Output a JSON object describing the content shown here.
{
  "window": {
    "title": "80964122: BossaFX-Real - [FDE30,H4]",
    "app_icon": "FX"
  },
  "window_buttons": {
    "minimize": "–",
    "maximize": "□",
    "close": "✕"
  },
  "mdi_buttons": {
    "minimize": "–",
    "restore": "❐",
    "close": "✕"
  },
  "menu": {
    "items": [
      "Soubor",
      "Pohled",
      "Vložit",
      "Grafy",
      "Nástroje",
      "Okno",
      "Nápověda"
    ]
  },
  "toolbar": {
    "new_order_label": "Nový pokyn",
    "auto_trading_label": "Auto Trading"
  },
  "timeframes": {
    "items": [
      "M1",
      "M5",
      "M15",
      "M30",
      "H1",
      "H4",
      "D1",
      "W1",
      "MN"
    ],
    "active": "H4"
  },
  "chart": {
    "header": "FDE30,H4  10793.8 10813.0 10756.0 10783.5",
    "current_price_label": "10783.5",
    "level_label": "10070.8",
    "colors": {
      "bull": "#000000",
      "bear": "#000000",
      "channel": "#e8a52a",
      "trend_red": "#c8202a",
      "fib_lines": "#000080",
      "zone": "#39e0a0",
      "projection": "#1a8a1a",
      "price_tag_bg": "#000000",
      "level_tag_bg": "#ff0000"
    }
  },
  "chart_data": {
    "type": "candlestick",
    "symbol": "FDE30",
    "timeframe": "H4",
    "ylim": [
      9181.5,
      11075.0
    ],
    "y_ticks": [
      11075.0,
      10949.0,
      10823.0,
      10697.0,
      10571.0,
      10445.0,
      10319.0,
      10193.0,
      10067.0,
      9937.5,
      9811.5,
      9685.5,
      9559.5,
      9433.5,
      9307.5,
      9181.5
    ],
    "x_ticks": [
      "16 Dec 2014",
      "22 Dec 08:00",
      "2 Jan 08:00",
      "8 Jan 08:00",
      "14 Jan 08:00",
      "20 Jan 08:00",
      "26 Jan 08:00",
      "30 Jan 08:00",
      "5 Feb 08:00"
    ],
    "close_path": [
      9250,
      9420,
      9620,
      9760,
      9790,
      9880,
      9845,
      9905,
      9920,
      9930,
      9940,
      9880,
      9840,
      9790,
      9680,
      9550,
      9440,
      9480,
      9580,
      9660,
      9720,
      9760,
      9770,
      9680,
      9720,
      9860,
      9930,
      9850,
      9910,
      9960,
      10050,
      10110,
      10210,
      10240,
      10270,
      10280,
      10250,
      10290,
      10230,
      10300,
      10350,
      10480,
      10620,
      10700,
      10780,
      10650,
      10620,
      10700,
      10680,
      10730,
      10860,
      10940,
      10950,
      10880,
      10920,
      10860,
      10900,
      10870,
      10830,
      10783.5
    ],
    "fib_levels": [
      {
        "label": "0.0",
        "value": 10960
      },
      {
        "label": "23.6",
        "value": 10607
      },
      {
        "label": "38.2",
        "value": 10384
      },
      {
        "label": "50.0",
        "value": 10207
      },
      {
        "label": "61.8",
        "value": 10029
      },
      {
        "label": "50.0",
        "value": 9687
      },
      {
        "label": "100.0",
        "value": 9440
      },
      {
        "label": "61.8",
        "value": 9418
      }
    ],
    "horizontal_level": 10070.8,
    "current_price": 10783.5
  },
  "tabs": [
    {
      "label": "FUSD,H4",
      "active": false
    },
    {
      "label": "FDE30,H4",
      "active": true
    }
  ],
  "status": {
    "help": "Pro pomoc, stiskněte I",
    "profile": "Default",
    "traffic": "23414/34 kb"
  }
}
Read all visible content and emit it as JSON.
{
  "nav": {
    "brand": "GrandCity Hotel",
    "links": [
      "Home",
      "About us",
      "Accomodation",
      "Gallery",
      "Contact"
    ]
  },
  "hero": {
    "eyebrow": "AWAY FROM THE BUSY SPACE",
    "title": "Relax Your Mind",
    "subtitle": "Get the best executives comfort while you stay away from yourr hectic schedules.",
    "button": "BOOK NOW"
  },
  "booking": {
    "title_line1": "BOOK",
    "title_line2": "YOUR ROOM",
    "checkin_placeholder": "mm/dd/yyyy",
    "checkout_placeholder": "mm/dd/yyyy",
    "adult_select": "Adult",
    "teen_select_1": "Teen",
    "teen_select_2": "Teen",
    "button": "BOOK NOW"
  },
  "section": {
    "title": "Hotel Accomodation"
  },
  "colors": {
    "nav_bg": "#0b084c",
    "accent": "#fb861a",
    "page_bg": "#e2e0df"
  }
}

------------------------------------------------

WRITTEN EXERCISE: Faithfully reproduce all of the records, character for character.

FINISHED TASK:
Output a JSON object describing the content shown here.
{
  "window": {
    "title": "80964122: BossaFX-Real - [FDE30,H4]",
    "app_icon": "FX"
  },
  "window_buttons": {
    "minimize": "–",
    "maximize": "□",
    "close": "✕"
  },
  "mdi_buttons": {
    "minimize": "–",
    "restore": "❐",
    "close": "✕"
  },
  "menu": {
    "items": [
      "Soubor",
      "Pohled",
      "Vložit",
      "Grafy",
      "Nástroje",
      "Okno",
      "Nápověda"
    ]
  },
  "toolbar": {
    "new_order_label": "Nový pokyn",
    "auto_trading_label": "Auto Trading"
  },
  "timeframes": {
    "items": [
      "M1",
      "M5",
      "M15",
      "M30",
      "H1",
      "H4",
      "D1",
      "W1",
      "MN"
    ],
    "active": "H4"
  },
  "chart": {
    "header": "FDE30,H4  10793.8 10813.0 10756.0 10783.5",
    "current_price_label": "10783.5",
    "level_label": "10070.8",
    "colors": {
      "bull": "#000000",
      "bear": "#000000",
      "channel": "#e8a52a",
      "trend_red": "#c8202a",
      "fib_lines": "#000080",
      "zone": "#39e0a0",
      "projection": "#1a8a1a",
      "price_tag_bg": "#000000",
      "level_tag_bg": "#ff0000"
    }
  },
  "chart_data": {
    "type": "candlestick",
    "symbol": "FDE30",
    "timeframe": "H4",
    "ylim": [
      9181.5,
      11075.0
    ],
    "y_ticks": [
      11075.0,
      10949.0,
      10823.0,
      10697.0,
      10571.0,
      10445.0,
      10319.0,
      10193.0,
      10067.0,
      9937.5,
      9811.5,
      9685.5,
      9559.5,
      9433.5,
      9307.5,
      9181.5
    ],
    "x_ticks": [
      "16 Dec 2014",
      "22 Dec 08:00",
      "2 Jan 08:00",
      "8 Jan 08:00",
      "14 Jan 08:00",
      "20 Jan 08:00",
      "26 Jan 08:00",
      "30 Jan 08:00",
      "5 Feb 08:00"
    ],
    "close_path": [
      9250,
      9420,
      9620,
      9760,
      9790,
      9880,
      9845,
      9905,
      9920,
      9930,
      9940,
      9880,
      9840,
      9790,
      9680,
      9550,
      9440,
      9480,
      9580,
      9660,
      9720,
      9760,
      9770,
      9680,
      9720,
      9860,
      9930,
      9850,
      9910,
      9960,
      10050,
      10110,
      10210,
      10240,
      10270,
      10280,
      10250,
      10290,
      10230,
      10300,
      10350,
      10480,
      10620,
      10700,
      10780,
      10650,
      10620,
      10700,
      10680,
      10730,
      10860,
      10940,
      10950,
      10880,
      10920,
      10860,
      10900,
      10870,
      10830,
      10783.5
    ],
    "fib_levels": [
      {
        "label": "0.0",
        "value": 10960
      },
      {
        "label": "23.6",
        "value": 10607
      },
      {
        "label": "38.2",
        "value": 10384
      },
      {
        "label": "50.0",
        "value": 10207
      },
      {
        "label": "61.8",
        "value": 10029
      },
      {
        "label": "50.0",
        "value": 9687
      },
      {
        "label": "100.0",
        "value": 9440
      },
      {
        "label": "61.8",
        "value": 9418
      }
    ],
    "horizontal_level": 10070.8,
    "current_price": 10783.5
  },
  "tabs": [
    {
      "label": "FUSD,H4",
      "active": false
    },
    {
      "label": "FDE30,H4",
      "active": true
    }
  ],
  "status": {
    "help": "Pro pomoc, stiskněte I",
    "profile": "Default",
    "traffic": "23414/34 kb"
  }
}
Read all visible content and emit it as JSON.
{
  "nav": {
    "brand": "GrandCity Hotel",
    "links": [
      "Home",
      "About us",
      "Accomodation",
      "Gallery",
      "Contact"
    ]
  },
  "hero": {
    "eyebrow": "AWAY FROM THE BUSY SPACE",
    "title": "Relax Your Mind",
    "subtitle": "Get the best executives comfort while you stay away from yourr hectic schedules.",
    "button": "BOOK NOW"
  },
  "booking": {
    "title_line1": "BOOK",
    "title_line2": "YOUR ROOM",
    "checkin_placeholder": "mm/dd/yyyy",
    "checkout_placeholder": "mm/dd/yyyy",
    "adult_select": "Adult",
    "teen_select_1": "Teen",
    "teen_select_2": "Teen",
    "button": "BOOK NOW"
  },
  "section": {
    "title": "Hotel Accomodation"
  },
  "colors": {
    "nav_bg": "#0b084c",
    "accent": "#fb861a",
    "page_bg": "#e2e0df"
  }
}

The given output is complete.